My advice to you re sleepovers at your place though is just say no. Just don't go there. I do allow this for reasons that it's too long to go into now and would become major hijack but I don't recommend it for a boyfriend who's in England (as opposed to a partner abroad who comes to say a few times a year and there's an 'end' in sight so to speak) is that it can get to be a bit much.

Julia1973 · 12/05/2012 12:06

Glad to see I was on the right track :)

I agree that bf from abroad a different and have had no problems with previous bf staying over for 3 days when they visit. But if its a local lad I jut think its inappropriate.

HCCB- I do agree its non of my business what she does and who she does it with. I am just mindful that our ap tends to bite off more than she can chew at times and already struggles to get out of bed and isn't the most relaible when it comes to doing her duties. But youre right I shouldn't punish her for stuff that hasn't happened yet.

Thnaks guys :)

OP posts:
Lizcat · 12/05/2012 16:40

As everyone else has said with one final caveat. That if she has said she is not coming back and then an emergency develops that means she needs to come home she can phone. Whilst it is annoying if this happens having had our AP pick up the pieces when another was left locked out in a similar situation, I thought how would I expect DD to be treated if she went of to AP for a year.
I don't think any of us could think that leaving a young girl like this on the streets at night is a good thing.

Julia1973 · 12/05/2012 22:44

It kind of depends what an emergency is...?

Our aupair is 24 and to be honest if I couldn't trust an aupair (any aupair) to deal maturely with going out and looking after themselves, I'm sorry but then theyd have no business looking after my kids.

At the same time- of course Id get up in a genuine emergency-and have done in the past.

That said the sort of moral duty thing irks me. Our current auapir smuggeled a drunk aupair friend in and out the house last year as she was too wrecked for any taxi to take her home. When I found out and told our aupair that I didn't like the idea of us becoming a doss house for drunks when my kids sleep next door- she pulled exactly the same line- "Could you have it on you conscience if something happened to one of my friends?"

****************

Reproduce the part of the au pair discussion from "It kind of depends" up to and including "in the past.".

[Stored data entries]
****************

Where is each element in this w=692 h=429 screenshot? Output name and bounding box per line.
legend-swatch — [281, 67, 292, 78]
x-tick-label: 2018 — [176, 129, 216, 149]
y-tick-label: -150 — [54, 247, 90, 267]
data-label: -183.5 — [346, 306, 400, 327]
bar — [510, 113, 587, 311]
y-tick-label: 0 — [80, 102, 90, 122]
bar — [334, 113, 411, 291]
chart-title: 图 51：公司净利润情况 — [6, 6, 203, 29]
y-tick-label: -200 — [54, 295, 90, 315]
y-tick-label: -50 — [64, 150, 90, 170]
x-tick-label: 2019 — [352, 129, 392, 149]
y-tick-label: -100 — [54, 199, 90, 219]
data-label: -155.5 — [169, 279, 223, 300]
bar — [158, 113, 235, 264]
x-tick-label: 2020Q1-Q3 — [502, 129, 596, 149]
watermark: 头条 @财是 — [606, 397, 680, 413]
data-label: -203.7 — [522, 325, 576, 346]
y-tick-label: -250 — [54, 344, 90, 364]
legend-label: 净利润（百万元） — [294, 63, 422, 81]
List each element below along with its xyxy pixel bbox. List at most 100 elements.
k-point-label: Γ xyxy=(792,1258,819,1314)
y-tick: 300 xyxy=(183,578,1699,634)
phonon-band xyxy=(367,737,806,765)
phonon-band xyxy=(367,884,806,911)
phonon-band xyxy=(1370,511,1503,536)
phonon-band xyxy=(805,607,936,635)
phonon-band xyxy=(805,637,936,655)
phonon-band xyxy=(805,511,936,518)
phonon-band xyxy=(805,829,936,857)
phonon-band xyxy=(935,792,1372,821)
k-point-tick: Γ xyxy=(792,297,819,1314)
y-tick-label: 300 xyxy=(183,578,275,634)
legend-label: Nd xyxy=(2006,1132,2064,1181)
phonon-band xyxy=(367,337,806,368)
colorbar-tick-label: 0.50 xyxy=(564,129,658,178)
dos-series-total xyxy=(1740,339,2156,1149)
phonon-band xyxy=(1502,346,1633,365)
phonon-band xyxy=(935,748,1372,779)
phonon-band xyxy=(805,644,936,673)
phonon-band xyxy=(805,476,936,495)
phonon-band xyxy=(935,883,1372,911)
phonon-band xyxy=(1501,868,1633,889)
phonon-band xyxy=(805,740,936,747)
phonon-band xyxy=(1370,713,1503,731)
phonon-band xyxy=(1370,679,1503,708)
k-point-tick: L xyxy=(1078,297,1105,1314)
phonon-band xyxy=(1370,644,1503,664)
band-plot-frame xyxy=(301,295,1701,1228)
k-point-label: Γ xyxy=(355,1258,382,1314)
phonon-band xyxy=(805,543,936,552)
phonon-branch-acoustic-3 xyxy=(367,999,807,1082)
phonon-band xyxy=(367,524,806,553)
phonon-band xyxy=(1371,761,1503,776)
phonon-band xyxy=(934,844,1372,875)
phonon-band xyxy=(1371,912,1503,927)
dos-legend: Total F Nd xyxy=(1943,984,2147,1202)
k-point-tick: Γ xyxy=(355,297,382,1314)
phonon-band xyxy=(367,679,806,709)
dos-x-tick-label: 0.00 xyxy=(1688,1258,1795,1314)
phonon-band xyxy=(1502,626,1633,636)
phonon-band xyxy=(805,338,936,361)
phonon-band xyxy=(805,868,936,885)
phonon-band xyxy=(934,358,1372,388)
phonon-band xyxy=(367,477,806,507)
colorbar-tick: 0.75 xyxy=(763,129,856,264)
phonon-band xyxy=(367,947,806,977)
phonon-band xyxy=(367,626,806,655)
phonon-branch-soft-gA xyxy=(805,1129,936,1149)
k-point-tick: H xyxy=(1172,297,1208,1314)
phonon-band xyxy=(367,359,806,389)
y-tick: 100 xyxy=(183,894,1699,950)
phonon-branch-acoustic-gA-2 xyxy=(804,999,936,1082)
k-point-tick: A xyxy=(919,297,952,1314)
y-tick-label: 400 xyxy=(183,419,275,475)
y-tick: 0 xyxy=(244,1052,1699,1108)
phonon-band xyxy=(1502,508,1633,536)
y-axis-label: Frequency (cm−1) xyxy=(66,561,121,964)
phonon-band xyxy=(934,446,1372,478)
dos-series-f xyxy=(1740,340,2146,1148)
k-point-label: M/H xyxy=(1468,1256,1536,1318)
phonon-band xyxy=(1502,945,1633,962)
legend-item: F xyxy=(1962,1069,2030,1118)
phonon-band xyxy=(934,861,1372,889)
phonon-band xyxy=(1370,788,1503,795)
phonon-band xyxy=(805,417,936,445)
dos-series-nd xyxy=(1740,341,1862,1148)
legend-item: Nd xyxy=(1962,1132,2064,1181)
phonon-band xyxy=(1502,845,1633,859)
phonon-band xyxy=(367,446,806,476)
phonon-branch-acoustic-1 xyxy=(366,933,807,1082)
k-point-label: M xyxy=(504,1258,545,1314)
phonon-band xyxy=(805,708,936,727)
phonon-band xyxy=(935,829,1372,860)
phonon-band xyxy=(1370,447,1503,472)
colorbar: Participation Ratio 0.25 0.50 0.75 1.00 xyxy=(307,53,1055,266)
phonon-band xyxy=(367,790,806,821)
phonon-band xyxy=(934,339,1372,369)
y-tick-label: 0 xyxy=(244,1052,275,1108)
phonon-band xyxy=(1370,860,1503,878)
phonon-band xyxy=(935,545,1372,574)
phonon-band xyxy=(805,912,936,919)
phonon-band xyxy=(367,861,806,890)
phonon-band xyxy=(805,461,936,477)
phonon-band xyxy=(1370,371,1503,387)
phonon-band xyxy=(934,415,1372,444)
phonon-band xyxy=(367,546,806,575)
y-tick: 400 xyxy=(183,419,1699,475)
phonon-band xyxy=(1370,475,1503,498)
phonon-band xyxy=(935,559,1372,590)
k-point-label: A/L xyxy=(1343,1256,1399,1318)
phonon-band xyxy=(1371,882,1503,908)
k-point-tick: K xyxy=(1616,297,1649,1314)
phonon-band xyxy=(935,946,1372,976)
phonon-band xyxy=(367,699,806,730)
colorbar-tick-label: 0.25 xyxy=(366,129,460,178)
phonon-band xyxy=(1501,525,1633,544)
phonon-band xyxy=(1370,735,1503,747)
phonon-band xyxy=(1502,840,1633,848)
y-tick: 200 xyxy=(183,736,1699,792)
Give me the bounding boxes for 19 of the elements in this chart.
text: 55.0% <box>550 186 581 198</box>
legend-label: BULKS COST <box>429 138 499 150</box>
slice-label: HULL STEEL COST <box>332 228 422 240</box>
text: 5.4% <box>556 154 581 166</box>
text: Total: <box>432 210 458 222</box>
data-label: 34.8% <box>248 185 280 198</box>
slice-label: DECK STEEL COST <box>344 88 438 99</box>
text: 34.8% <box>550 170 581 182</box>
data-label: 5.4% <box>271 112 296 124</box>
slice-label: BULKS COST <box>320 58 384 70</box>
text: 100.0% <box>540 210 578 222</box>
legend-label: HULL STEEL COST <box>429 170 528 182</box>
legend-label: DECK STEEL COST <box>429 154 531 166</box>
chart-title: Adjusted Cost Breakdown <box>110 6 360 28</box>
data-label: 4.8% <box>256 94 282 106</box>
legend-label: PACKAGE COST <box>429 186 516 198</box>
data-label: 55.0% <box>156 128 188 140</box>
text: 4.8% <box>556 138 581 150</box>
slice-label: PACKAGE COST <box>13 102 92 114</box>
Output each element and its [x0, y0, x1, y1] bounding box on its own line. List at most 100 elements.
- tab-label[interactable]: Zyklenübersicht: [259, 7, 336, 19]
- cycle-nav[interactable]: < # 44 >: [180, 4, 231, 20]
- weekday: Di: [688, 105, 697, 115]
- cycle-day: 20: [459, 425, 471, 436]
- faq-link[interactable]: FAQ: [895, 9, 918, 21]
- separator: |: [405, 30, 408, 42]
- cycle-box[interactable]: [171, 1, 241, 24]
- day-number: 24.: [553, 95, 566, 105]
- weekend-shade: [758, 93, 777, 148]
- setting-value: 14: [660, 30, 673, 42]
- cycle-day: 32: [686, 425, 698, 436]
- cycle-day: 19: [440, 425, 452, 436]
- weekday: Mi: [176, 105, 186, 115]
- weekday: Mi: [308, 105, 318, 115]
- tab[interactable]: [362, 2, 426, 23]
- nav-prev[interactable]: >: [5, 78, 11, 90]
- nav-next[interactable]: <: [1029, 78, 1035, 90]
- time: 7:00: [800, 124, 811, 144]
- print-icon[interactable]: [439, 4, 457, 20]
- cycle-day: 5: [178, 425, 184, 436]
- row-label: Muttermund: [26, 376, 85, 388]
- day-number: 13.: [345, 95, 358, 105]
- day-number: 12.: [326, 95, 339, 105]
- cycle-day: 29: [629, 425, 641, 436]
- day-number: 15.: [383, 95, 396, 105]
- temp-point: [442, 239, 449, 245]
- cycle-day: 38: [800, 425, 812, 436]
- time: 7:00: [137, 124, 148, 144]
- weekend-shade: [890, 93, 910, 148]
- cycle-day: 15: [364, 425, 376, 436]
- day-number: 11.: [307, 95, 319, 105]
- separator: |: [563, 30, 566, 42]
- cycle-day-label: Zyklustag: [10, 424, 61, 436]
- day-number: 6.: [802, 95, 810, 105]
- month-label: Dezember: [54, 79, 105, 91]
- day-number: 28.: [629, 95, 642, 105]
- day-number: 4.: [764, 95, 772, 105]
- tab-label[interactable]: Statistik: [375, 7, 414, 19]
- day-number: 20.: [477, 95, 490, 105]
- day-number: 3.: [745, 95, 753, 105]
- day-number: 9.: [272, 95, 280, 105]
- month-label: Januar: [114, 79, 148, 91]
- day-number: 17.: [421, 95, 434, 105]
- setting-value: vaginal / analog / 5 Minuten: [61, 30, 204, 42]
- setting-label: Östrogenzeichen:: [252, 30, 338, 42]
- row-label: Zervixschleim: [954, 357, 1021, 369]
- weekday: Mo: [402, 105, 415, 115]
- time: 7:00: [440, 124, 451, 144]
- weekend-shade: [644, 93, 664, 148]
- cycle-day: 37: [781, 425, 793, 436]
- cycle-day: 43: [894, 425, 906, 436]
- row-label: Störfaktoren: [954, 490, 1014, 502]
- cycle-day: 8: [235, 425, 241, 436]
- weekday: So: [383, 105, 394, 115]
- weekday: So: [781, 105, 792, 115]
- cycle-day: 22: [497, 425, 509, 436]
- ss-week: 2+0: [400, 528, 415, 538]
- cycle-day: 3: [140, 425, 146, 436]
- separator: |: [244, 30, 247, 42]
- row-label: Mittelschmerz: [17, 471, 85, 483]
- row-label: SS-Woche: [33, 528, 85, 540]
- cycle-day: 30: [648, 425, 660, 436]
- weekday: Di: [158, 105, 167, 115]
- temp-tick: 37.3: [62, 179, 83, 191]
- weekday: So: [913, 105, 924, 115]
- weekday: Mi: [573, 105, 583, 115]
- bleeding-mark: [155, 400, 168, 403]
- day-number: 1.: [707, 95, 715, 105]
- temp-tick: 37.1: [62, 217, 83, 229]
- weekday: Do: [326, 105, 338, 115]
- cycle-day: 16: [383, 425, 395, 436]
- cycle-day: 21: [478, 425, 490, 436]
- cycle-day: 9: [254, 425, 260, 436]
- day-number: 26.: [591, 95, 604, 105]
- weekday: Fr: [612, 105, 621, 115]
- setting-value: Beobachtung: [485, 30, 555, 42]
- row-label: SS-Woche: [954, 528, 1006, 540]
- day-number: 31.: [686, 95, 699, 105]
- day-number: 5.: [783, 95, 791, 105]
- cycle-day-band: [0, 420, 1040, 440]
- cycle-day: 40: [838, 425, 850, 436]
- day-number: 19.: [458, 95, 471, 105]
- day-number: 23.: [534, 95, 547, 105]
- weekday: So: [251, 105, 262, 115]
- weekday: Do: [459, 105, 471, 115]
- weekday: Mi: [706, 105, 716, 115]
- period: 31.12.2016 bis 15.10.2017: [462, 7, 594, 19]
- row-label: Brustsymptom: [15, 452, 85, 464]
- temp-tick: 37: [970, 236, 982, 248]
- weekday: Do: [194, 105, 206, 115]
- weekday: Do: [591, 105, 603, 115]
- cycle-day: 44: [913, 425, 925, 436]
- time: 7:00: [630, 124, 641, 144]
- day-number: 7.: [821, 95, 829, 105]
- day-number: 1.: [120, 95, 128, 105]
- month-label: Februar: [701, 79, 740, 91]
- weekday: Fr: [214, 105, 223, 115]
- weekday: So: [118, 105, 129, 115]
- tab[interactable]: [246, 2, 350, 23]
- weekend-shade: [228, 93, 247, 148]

****************

→ **Reply to the task**:
It kind of depends what an emergency is...?

Our aupair is 24 and to be honest if I couldn't trust an aupair (any aupair) to deal maturely with going out and looking after themselves, I'm sorry but then theyd have no business looking after my kids.

At the same time- of course Id get up in a genuine emergency-and have done in the past.